◆ WHAT THIS TASK INVOLVES ◆
Give back the full listing verbatim, apart from its images.

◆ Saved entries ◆
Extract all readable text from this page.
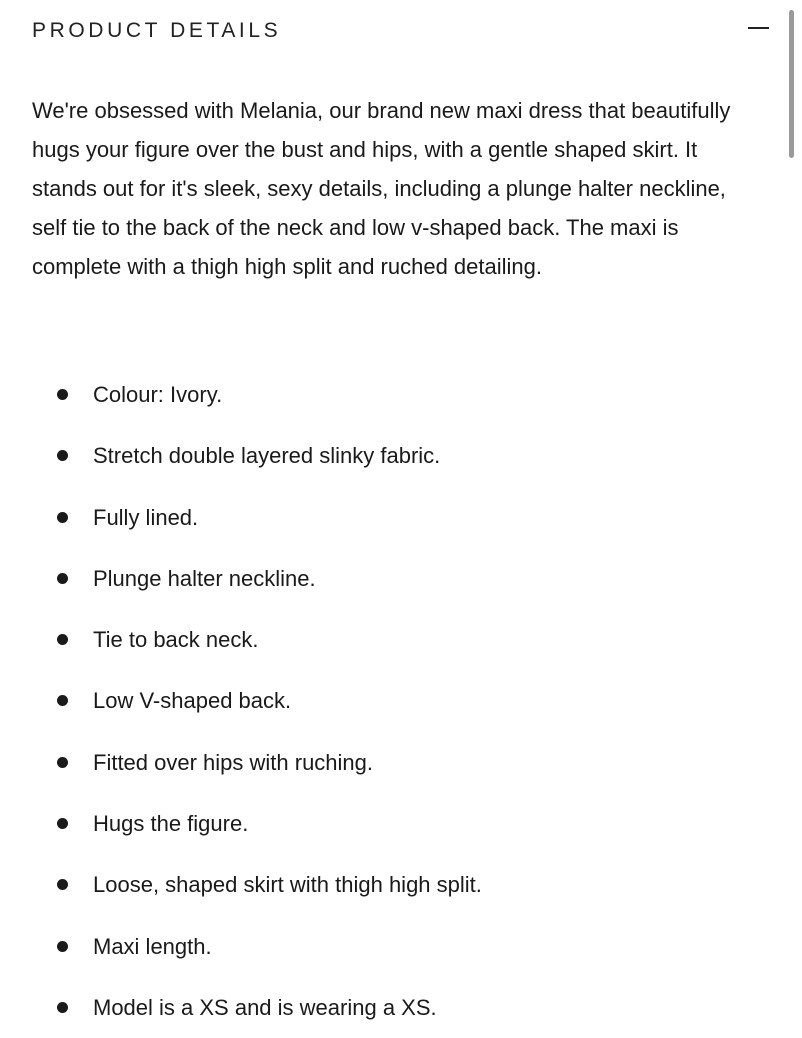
PRODUCT DETAILS

We're obsessed with Melania, our brand new maxi dress that beautifully hugs your figure over the bust and hips, with a gentle shaped skirt. It stands out for it's sleek, sexy details, including a plunge halter neckline, self tie to the back of the neck and low v-shaped back. The maxi is complete with a thigh high split and ruched detailing.

Colour: Ivory.
Stretch double layered slinky fabric.
Fully lined.
Plunge halter neckline.
Tie to back neck.
Low V-shaped back.
Fitted over hips with ruching.
Hugs the figure.
Loose, shaped skirt with thigh high split.
Maxi length.
Model is a XS and is wearing a XS.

◆ ANSWER TO THIS TASK ◆
Extract all readable text from this page.
PRODUCT DETAILS

We're obsessed with Melania, our brand new maxi dress that beautifully hugs your figure over the bust and hips, with a gentle shaped skirt. It stands out for it's sleek, sexy details, including a plunge halter neckline, self tie to the back of the neck and low v-shaped back. The maxi is complete with a thigh high split and ruched detailing.

Colour: Ivory.
Stretch double layered slinky fabric.
Fully lined.
Plunge halter neckline.
Tie to back neck.
Low V-shaped back.
Fitted over hips with ruching.
Hugs the figure.
Loose, shaped skirt with thigh high split.
Maxi length.
Model is a XS and is wearing a XS.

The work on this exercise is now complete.